ESERCIZIO PROPOSTO A
Indica se le affermazioni (i), (ii) e (iii) concordano con il testo sulle scuole paritarie, rispondendo sì o no e citando alla lettera le parole del testo che lo stabiliscono. (i) La bozza diffusa dalla stampa è stata smentita subito dopo. (ii) Il fondo per le paritarie si aggira da dieci anni sui cinquecento milioni di euro. (iii) Roberto Gontero è presidente di un'associazione di insegnanti.

Qualche organo di stampa ha diffuso come vera una bozza dell’Ufficio di presidenza del Consiglio dei Ministri, poi subito dopo smentita. Si tratta della spending review che andrebbe a toccare anche il sistema scolastico, con presunti tagli all’Università, per poi portare in premio duecento milioni di euro alle scuole non statali.

La stampa statalista (comunista), per reazione, ha così scatenato la solita macchina del fango contro le paritarie. A rispondere è stato innanzitutto Roberto Gontero, presidente nazionale di Agesc (Associazione Genitori Scuole Cattoliche), dicendo: «Non è vero. La gente deve sapere che esiste un fondo per le paritarie che da dieci anni si aggira sui cinquecento milioni di euro. Questi duecento milioni, per i quali i giornali si stracciano tanto le vesti, potrebbero essere i soldi destinati alle scuole paritarie, e allora il fondo si troverebbe decurtato del sessanta per cento, con il rischio reale di chiusura della grande maggioranza degli istituti paritari. Oppure, nella migliore delle ipotesi, sarebbero i soldi dei fondi pluriennali già decisi, a cui però mancherebbero cinquanta milioni. Ma di quale regalo alle paritarie stanno cianciando!».

ESERCIZIO PROPOSTO B
Ricopia senza alcuna modifica tutte le righe del Blocco 1, tralasciando le immagini.

VOCI DI DATI
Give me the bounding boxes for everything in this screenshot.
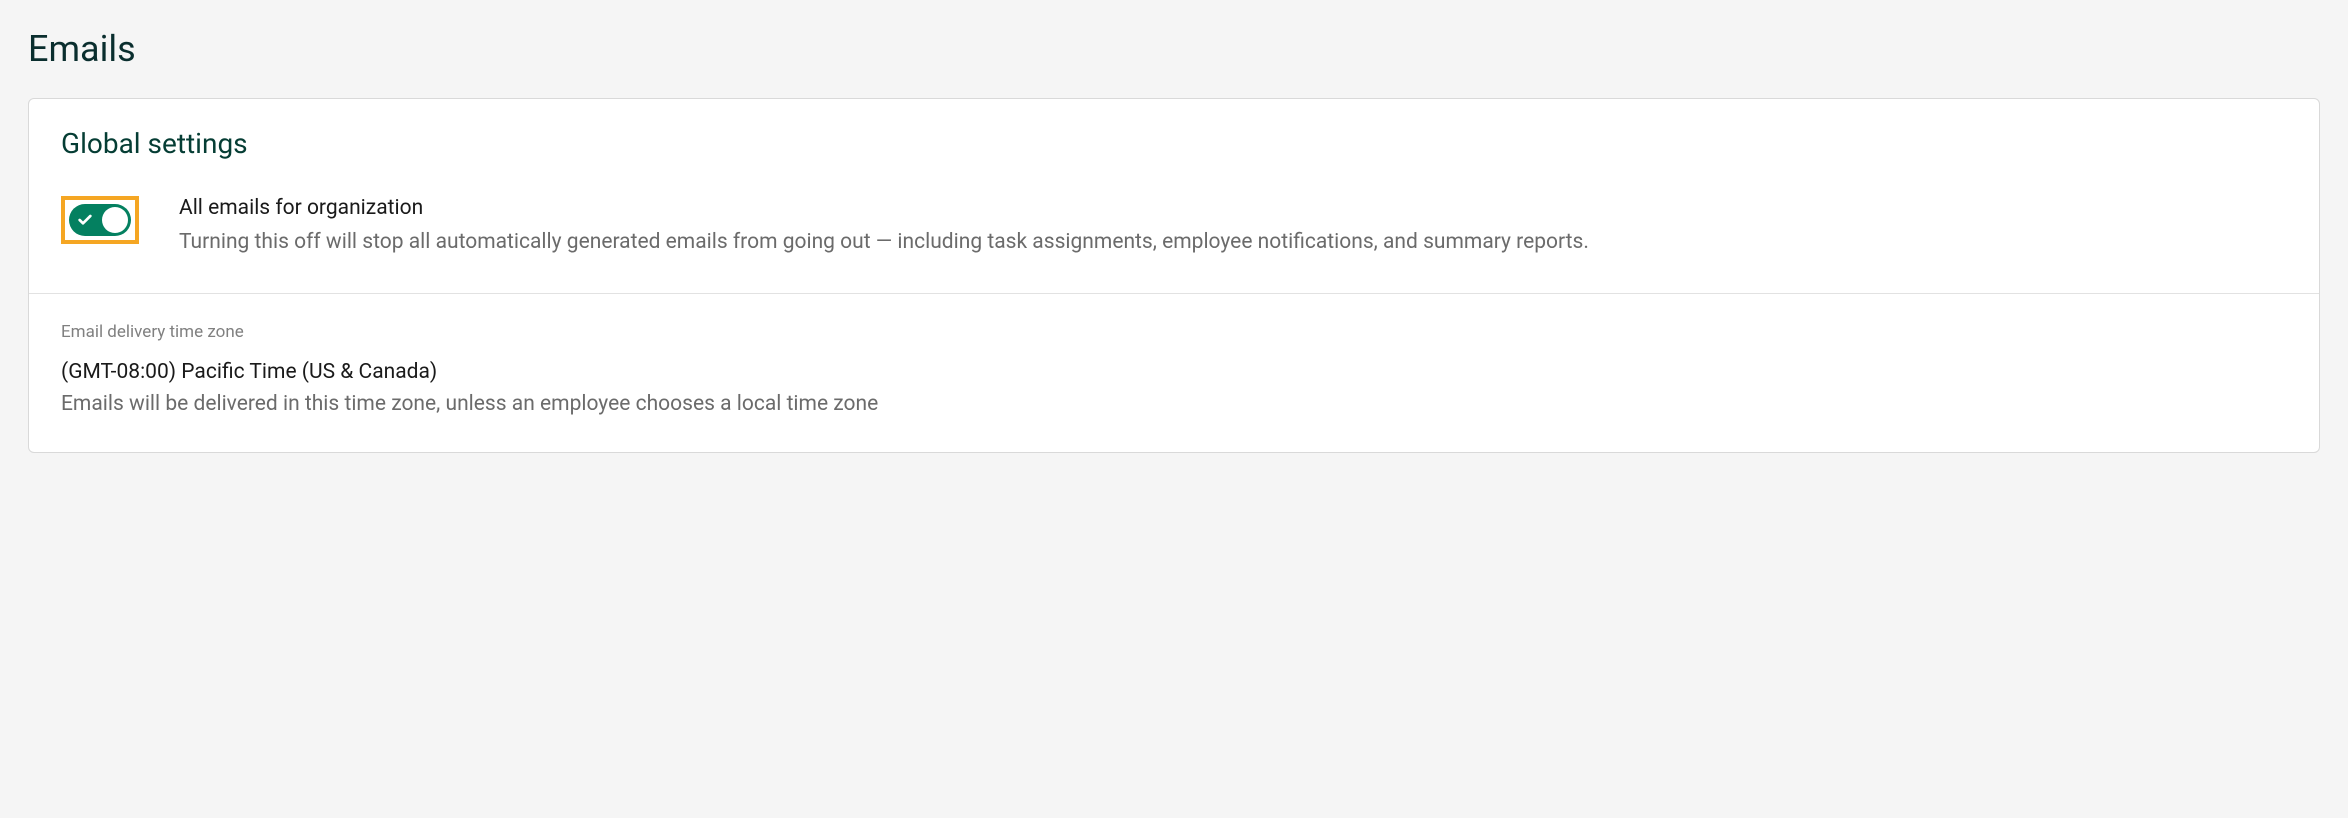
all-emails-toggle[interactable] <box>69 204 131 236</box>
settings-card: Global settings All emails for organizat… <box>28 98 2320 453</box>
timezone-section: Email delivery time zone (GMT-08:00) Pac… <box>29 293 2319 452</box>
toggle-highlight-box <box>61 196 139 244</box>
toggle-text-block: All emails for organization Turning this… <box>179 196 2287 257</box>
toggle-knob <box>102 207 128 233</box>
all-emails-toggle-label: All emails for organization <box>179 196 2287 220</box>
page-title: Emails <box>28 28 2320 70</box>
timezone-field-label: Email delivery time zone <box>61 322 2287 342</box>
global-settings-section: Global settings All emails for organizat… <box>29 99 2319 293</box>
all-emails-toggle-row: All emails for organization Turning this… <box>61 196 2287 257</box>
timezone-value: (GMT-08:00) Pacific Time (US & Canada) <box>61 360 2287 384</box>
timezone-description: Emails will be delivered in this time zo… <box>61 392 2287 416</box>
global-settings-heading: Global settings <box>61 127 2287 160</box>
check-icon <box>77 212 93 228</box>
all-emails-toggle-description: Turning this off will stop all automatic… <box>179 228 2287 257</box>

SOLUZIONE ESERCIZIO A
(i) Sì: «poi subito dopo smentita».
(ii) Sì: «esiste un fondo per le paritarie che da dieci anni si aggira sui cinquecento milioni di euro».
(iii) No: «presidente nazionale di Agesc (Associazione Genitori Scuole Cattoliche)».

SOLUZIONE ESERCIZIO B
Give me the bounding boxes for everything in this screenshot.
all-emails-toggle[interactable] <box>69 204 131 236</box>
settings-card: Global settings All emails for organizat… <box>28 98 2320 453</box>
timezone-section: Email delivery time zone (GMT-08:00) Pac… <box>29 293 2319 452</box>
toggle-highlight-box <box>61 196 139 244</box>
toggle-text-block: All emails for organization Turning this… <box>179 196 2287 257</box>
toggle-knob <box>102 207 128 233</box>
all-emails-toggle-label: All emails for organization <box>179 196 2287 220</box>
page-title: Emails <box>28 28 2320 70</box>
timezone-field-label: Email delivery time zone <box>61 322 2287 342</box>
global-settings-section: Global settings All emails for organizat… <box>29 99 2319 293</box>
all-emails-toggle-row: All emails for organization Turning this… <box>61 196 2287 257</box>
timezone-value: (GMT-08:00) Pacific Time (US & Canada) <box>61 360 2287 384</box>
timezone-description: Emails will be delivered in this time zo… <box>61 392 2287 416</box>
global-settings-heading: Global settings <box>61 127 2287 160</box>
check-icon <box>77 212 93 228</box>
all-emails-toggle-description: Turning this off will stop all automatic… <box>179 228 2287 257</box>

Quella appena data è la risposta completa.